- [The task]:
Check each line of the listing for the word "this" and give only the number of lines that have it.

= = = = = = =

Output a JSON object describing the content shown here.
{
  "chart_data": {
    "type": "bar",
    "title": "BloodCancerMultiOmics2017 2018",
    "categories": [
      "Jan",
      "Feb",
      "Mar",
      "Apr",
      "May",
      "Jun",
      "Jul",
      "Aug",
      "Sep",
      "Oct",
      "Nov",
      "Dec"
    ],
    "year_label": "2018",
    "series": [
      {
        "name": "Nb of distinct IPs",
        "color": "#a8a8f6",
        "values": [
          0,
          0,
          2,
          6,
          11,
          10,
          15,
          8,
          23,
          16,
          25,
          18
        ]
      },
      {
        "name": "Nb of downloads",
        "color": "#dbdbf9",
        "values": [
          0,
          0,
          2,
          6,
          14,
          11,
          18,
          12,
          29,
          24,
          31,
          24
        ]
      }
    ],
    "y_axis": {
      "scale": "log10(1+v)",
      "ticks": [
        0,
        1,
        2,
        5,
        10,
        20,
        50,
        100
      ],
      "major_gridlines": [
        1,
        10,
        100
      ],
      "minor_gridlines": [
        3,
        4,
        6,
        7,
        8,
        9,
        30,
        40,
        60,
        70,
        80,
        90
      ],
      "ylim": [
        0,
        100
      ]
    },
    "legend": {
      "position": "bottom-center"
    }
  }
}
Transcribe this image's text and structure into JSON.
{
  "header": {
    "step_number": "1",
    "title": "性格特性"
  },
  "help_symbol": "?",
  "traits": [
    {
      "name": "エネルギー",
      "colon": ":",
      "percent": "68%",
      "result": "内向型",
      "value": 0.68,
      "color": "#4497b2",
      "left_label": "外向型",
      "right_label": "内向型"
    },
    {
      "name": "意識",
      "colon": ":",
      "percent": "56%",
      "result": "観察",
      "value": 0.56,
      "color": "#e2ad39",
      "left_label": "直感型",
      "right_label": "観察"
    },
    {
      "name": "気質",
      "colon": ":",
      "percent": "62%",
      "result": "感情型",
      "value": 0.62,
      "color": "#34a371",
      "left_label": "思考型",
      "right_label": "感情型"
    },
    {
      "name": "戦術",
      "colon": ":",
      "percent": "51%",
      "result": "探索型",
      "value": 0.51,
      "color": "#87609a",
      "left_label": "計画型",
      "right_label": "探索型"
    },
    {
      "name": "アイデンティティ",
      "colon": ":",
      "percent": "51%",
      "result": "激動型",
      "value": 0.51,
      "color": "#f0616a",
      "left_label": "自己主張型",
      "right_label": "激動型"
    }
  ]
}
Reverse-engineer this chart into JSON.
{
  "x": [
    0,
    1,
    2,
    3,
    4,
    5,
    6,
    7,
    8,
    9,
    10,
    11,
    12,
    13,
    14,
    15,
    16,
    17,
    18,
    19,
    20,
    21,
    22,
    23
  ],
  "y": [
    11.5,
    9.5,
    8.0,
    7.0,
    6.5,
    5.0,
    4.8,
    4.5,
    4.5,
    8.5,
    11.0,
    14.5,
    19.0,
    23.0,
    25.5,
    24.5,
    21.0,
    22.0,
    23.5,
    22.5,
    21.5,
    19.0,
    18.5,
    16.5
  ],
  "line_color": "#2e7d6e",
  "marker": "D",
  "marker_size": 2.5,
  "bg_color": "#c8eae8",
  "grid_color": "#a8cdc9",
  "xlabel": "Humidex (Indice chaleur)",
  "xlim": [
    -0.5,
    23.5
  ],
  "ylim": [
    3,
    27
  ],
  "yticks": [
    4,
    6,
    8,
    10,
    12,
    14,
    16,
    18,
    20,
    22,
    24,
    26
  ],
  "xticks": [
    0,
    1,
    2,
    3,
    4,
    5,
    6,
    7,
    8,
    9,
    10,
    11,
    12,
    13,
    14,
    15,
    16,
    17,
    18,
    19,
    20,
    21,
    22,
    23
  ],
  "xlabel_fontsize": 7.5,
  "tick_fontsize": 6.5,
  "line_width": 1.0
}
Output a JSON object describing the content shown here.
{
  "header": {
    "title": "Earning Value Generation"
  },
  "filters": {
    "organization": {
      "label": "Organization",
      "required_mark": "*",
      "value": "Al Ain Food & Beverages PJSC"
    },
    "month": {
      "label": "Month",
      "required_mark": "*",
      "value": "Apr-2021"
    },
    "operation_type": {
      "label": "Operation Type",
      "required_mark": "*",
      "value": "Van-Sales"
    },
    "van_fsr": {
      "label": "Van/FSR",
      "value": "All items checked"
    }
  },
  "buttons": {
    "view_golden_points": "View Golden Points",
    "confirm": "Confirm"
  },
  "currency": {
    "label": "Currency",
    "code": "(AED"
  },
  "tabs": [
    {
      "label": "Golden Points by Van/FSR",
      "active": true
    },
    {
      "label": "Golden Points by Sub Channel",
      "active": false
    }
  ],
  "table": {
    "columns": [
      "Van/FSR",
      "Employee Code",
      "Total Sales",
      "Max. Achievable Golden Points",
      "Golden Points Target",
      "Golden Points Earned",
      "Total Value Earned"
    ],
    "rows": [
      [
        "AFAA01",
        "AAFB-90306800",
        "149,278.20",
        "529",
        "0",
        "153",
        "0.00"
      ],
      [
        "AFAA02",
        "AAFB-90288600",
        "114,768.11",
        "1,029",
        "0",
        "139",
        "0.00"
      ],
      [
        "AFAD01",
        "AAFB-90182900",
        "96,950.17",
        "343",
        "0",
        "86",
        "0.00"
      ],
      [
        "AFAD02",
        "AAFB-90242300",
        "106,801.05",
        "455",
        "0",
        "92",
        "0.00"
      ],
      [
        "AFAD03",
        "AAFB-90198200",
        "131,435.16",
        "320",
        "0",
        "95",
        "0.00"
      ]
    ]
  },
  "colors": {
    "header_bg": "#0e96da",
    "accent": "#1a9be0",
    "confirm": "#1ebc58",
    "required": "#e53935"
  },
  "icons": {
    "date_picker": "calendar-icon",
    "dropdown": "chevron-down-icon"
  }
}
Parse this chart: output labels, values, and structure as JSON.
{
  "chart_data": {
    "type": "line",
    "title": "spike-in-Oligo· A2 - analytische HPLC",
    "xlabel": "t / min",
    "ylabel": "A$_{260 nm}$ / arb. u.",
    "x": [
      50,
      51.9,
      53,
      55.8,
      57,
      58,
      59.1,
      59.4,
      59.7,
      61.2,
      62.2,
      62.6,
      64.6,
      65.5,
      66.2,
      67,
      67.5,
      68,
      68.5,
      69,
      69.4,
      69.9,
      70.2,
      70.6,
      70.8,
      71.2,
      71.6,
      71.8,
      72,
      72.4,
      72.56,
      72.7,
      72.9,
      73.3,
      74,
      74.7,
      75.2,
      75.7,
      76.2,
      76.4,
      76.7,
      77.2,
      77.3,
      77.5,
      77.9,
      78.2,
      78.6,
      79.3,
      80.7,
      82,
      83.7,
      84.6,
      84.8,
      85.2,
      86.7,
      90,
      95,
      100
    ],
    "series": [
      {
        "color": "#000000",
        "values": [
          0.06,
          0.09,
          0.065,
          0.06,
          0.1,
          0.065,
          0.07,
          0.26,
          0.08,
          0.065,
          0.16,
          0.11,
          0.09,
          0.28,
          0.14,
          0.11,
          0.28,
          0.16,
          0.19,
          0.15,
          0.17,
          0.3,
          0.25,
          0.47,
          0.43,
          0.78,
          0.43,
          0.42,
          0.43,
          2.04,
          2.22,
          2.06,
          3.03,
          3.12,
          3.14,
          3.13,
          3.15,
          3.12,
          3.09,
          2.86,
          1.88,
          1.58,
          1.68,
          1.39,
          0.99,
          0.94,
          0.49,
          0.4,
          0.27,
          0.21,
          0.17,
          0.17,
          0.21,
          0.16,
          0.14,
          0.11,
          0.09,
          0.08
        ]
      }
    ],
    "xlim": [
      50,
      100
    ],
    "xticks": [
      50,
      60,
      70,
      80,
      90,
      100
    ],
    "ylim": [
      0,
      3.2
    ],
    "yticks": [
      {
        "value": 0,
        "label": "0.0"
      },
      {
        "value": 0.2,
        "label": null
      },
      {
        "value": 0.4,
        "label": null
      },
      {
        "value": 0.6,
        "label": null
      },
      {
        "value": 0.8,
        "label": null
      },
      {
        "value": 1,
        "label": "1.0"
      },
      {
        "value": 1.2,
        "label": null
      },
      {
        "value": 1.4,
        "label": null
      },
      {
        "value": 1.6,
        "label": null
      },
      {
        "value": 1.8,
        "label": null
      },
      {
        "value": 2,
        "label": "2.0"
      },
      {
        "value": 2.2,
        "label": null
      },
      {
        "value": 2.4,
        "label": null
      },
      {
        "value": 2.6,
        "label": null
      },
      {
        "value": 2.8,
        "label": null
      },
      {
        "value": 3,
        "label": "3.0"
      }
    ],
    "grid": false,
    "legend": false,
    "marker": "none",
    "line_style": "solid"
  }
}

= = = = = = =

- [The response]:
3